GIVEN REQUEST: Repeat word for word the stretch of lines from the one containing "where are 11" through the one containing "x-tick-label: High Skill", with both of those lines included.

Region annotation records
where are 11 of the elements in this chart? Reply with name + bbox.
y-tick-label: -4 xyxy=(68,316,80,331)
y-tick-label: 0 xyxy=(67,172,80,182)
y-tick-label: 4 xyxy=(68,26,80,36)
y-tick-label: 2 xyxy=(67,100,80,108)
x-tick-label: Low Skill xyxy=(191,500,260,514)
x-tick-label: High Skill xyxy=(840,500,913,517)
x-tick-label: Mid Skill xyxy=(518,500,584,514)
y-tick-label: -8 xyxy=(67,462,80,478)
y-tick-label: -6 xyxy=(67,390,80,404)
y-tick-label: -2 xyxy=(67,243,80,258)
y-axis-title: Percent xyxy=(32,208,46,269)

--

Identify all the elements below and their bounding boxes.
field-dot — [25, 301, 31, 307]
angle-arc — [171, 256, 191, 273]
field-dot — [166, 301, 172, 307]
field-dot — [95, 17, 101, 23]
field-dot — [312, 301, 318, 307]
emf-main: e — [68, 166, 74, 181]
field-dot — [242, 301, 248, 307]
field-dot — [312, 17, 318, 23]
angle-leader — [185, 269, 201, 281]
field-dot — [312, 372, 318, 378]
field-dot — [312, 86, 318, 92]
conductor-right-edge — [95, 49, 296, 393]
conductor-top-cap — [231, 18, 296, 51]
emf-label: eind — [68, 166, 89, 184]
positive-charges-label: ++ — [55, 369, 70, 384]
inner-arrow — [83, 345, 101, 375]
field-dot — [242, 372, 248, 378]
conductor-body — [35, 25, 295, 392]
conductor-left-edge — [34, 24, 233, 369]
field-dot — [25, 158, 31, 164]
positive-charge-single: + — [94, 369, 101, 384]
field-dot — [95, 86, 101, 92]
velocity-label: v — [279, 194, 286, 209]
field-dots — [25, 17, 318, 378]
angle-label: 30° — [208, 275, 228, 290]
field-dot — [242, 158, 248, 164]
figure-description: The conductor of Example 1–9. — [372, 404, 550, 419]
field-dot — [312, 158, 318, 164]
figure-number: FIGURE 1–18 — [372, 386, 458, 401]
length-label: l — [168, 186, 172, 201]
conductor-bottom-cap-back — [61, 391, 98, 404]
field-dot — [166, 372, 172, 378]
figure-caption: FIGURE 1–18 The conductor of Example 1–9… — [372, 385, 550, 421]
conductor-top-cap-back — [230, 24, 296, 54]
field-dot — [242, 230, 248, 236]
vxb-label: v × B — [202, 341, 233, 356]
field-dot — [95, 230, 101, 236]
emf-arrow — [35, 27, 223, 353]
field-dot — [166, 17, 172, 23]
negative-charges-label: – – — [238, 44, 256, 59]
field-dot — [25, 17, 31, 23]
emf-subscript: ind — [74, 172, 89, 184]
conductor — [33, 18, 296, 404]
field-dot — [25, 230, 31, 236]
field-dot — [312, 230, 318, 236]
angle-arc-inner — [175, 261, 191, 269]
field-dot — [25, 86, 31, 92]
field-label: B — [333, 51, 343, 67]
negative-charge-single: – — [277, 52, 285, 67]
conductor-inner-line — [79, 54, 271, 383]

...

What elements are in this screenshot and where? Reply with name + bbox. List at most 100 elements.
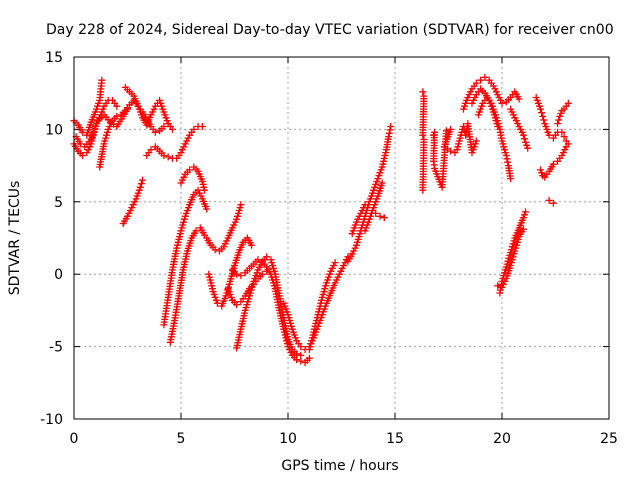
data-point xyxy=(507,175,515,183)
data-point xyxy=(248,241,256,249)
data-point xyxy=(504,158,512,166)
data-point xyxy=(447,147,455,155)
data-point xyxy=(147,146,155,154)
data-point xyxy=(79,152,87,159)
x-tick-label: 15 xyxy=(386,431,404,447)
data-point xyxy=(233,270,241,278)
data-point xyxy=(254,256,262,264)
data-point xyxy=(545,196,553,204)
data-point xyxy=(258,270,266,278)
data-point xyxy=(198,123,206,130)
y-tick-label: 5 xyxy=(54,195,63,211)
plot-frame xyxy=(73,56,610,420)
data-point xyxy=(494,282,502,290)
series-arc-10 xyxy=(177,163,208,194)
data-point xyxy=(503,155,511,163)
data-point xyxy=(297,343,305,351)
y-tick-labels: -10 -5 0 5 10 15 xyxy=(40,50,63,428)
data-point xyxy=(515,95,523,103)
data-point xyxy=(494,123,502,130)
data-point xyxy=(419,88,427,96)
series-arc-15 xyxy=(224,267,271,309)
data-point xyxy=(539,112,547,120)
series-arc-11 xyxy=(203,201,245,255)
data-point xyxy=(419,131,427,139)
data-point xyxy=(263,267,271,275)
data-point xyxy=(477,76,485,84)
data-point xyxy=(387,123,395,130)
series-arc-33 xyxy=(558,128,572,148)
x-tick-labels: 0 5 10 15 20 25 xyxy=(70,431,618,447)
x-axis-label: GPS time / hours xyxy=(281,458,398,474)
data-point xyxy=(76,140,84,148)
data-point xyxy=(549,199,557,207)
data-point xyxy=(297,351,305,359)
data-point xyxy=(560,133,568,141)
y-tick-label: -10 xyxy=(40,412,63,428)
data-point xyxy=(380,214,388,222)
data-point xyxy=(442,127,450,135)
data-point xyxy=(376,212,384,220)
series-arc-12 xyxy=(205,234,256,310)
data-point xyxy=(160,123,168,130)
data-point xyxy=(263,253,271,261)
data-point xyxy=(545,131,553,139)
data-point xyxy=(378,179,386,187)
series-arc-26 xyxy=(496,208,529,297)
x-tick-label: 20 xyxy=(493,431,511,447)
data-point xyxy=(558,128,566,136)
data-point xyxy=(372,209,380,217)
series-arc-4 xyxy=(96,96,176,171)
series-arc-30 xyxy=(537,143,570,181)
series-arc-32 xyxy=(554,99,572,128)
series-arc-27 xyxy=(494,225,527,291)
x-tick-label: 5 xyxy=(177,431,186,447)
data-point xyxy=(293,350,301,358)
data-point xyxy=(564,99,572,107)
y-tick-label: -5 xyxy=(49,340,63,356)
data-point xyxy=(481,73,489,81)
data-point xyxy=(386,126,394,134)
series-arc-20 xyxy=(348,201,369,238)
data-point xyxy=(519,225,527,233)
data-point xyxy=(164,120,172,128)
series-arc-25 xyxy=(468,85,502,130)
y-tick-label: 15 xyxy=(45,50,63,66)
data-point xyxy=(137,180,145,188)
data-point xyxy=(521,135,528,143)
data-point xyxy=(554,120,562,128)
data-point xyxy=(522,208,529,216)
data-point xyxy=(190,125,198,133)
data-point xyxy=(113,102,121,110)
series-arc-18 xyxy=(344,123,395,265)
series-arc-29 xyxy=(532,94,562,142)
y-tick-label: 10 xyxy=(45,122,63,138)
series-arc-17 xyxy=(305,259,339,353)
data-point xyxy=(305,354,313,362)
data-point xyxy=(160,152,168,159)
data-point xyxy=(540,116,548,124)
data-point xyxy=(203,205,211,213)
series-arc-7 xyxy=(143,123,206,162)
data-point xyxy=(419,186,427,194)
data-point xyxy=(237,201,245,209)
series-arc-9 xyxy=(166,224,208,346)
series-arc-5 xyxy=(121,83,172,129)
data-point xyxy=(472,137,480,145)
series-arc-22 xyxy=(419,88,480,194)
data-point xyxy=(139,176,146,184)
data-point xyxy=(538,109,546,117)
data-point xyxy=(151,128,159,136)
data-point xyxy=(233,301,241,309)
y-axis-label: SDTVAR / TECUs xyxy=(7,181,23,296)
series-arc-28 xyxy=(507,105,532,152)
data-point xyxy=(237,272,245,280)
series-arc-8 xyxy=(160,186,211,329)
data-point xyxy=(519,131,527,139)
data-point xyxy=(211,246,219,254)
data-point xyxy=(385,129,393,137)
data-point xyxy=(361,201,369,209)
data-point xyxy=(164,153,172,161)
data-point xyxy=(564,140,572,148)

ANSWER TO THE EXERCISE:
where are 11 of the elements in this chart? Reply with name + bbox.
y-tick-label: -4 xyxy=(68,316,80,331)
y-tick-label: 0 xyxy=(67,172,80,182)
y-tick-label: 4 xyxy=(68,26,80,36)
y-tick-label: 2 xyxy=(67,100,80,108)
x-tick-label: Low Skill xyxy=(191,500,260,514)
x-tick-label: High Skill xyxy=(840,500,913,517)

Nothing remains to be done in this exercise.